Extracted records
□ □ □ □ □
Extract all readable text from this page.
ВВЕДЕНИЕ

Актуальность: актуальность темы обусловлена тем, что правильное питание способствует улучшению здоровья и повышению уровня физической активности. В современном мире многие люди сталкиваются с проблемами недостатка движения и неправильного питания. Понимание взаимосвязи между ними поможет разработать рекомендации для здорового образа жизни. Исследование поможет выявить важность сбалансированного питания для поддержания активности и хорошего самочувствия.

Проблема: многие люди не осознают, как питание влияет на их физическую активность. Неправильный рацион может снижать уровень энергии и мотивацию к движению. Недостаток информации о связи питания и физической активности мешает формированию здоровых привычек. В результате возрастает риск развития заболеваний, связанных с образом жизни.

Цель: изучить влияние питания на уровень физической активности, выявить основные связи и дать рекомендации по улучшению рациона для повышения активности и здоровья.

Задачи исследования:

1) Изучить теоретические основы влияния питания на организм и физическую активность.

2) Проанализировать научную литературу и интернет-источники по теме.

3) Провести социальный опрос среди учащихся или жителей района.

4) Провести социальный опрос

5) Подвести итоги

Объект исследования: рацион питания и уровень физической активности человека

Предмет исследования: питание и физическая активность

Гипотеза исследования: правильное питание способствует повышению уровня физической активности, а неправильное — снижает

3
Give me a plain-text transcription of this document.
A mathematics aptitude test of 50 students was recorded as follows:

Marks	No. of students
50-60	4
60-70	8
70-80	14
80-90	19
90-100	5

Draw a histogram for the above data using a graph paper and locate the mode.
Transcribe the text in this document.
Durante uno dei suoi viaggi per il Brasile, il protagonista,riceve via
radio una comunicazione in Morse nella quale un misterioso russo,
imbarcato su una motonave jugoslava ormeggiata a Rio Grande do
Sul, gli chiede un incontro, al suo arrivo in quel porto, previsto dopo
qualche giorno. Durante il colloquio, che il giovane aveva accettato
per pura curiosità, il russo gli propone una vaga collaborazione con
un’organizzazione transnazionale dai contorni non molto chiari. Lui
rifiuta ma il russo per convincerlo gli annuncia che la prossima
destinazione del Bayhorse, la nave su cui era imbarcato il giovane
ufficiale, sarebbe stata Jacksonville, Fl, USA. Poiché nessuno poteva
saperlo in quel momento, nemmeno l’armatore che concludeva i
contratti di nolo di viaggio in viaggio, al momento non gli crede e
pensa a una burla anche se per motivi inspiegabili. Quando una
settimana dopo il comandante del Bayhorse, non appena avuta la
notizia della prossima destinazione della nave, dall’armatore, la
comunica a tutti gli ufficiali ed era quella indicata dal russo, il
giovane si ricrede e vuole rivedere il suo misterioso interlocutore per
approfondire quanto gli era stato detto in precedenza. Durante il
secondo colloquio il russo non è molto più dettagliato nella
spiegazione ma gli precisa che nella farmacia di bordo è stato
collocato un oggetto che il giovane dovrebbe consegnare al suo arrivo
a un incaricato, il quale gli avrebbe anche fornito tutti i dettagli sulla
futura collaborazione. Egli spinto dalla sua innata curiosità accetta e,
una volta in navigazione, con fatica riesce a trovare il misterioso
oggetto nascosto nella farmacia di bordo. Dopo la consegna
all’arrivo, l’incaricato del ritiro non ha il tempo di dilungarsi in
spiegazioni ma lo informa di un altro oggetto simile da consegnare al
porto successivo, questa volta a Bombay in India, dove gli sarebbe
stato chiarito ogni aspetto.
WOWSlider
□ □ □ □ □
• _EXERCISE OBJECTIVE_: Retype all of the material above with every character intact.

• _SOLUTION TO THE EXERCISE_:
Extract all readable text from this page.
ВВЕДЕНИЕ

Актуальность: актуальность темы обусловлена тем, что правильное питание способствует улучшению здоровья и повышению уровня физической активности. В современном мире многие люди сталкиваются с проблемами недостатка движения и неправильного питания. Понимание взаимосвязи между ними поможет разработать рекомендации для здорового образа жизни. Исследование поможет выявить важность сбалансированного питания для поддержания активности и хорошего самочувствия.

Проблема: многие люди не осознают, как питание влияет на их физическую активность. Неправильный рацион может снижать уровень энергии и мотивацию к движению. Недостаток информации о связи питания и физической активности мешает формированию здоровых привычек. В результате возрастает риск развития заболеваний, связанных с образом жизни.

Цель: изучить влияние питания на уровень физической активности, выявить основные связи и дать рекомендации по улучшению рациона для повышения активности и здоровья.

Задачи исследования:

1) Изучить теоретические основы влияния питания на организм и физическую активность.

2) Проанализировать научную литературу и интернет-источники по теме.

3) Провести социальный опрос среди учащихся или жителей района.

4) Провести социальный опрос

5) Подвести итоги

Объект исследования: рацион питания и уровень физической активности человека

Предмет исследования: питание и физическая активность

Гипотеза исследования: правильное питание способствует повышению уровня физической активности, а неправильное — снижает

3
Give me a plain-text transcription of this document.
A mathematics aptitude test of 50 students was recorded as follows:

Marks	No. of students
50-60	4
60-70	8
70-80	14
80-90	19
90-100	5

Draw a histogram for the above data using a graph paper and locate the mode.
Transcribe the text in this document.
Durante uno dei suoi viaggi per il Brasile, il protagonista,riceve via
radio una comunicazione in Morse nella quale un misterioso russo,
imbarcato su una motonave jugoslava ormeggiata a Rio Grande do
Sul, gli chiede un incontro, al suo arrivo in quel porto, previsto dopo
qualche giorno. Durante il colloquio, che il giovane aveva accettato
per pura curiosità, il russo gli propone una vaga collaborazione con
un’organizzazione transnazionale dai contorni non molto chiari. Lui
rifiuta ma il russo per convincerlo gli annuncia che la prossima
destinazione del Bayhorse, la nave su cui era imbarcato il giovane
ufficiale, sarebbe stata Jacksonville, Fl, USA. Poiché nessuno poteva
saperlo in quel momento, nemmeno l’armatore che concludeva i
contratti di nolo di viaggio in viaggio, al momento non gli crede e
pensa a una burla anche se per motivi inspiegabili. Quando una
settimana dopo il comandante del Bayhorse, non appena avuta la
notizia della prossima destinazione della nave, dall’armatore, la
comunica a tutti gli ufficiali ed era quella indicata dal russo, il
giovane si ricrede e vuole rivedere il suo misterioso interlocutore per
approfondire quanto gli era stato detto in precedenza. Durante il
secondo colloquio il russo non è molto più dettagliato nella
spiegazione ma gli precisa che nella farmacia di bordo è stato
collocato un oggetto che il giovane dovrebbe consegnare al suo arrivo
a un incaricato, il quale gli avrebbe anche fornito tutti i dettagli sulla
futura collaborazione. Egli spinto dalla sua innata curiosità accetta e,
una volta in navigazione, con fatica riesce a trovare il misterioso
oggetto nascosto nella farmacia di bordo. Dopo la consegna
all’arrivo, l’incaricato del ritiro non ha il tempo di dilungarsi in
spiegazioni ma lo informa di un altro oggetto simile da consegnare al
porto successivo, questa volta a Bombay in India, dove gli sarebbe
stato chiarito ogni aspetto.
WOWSlider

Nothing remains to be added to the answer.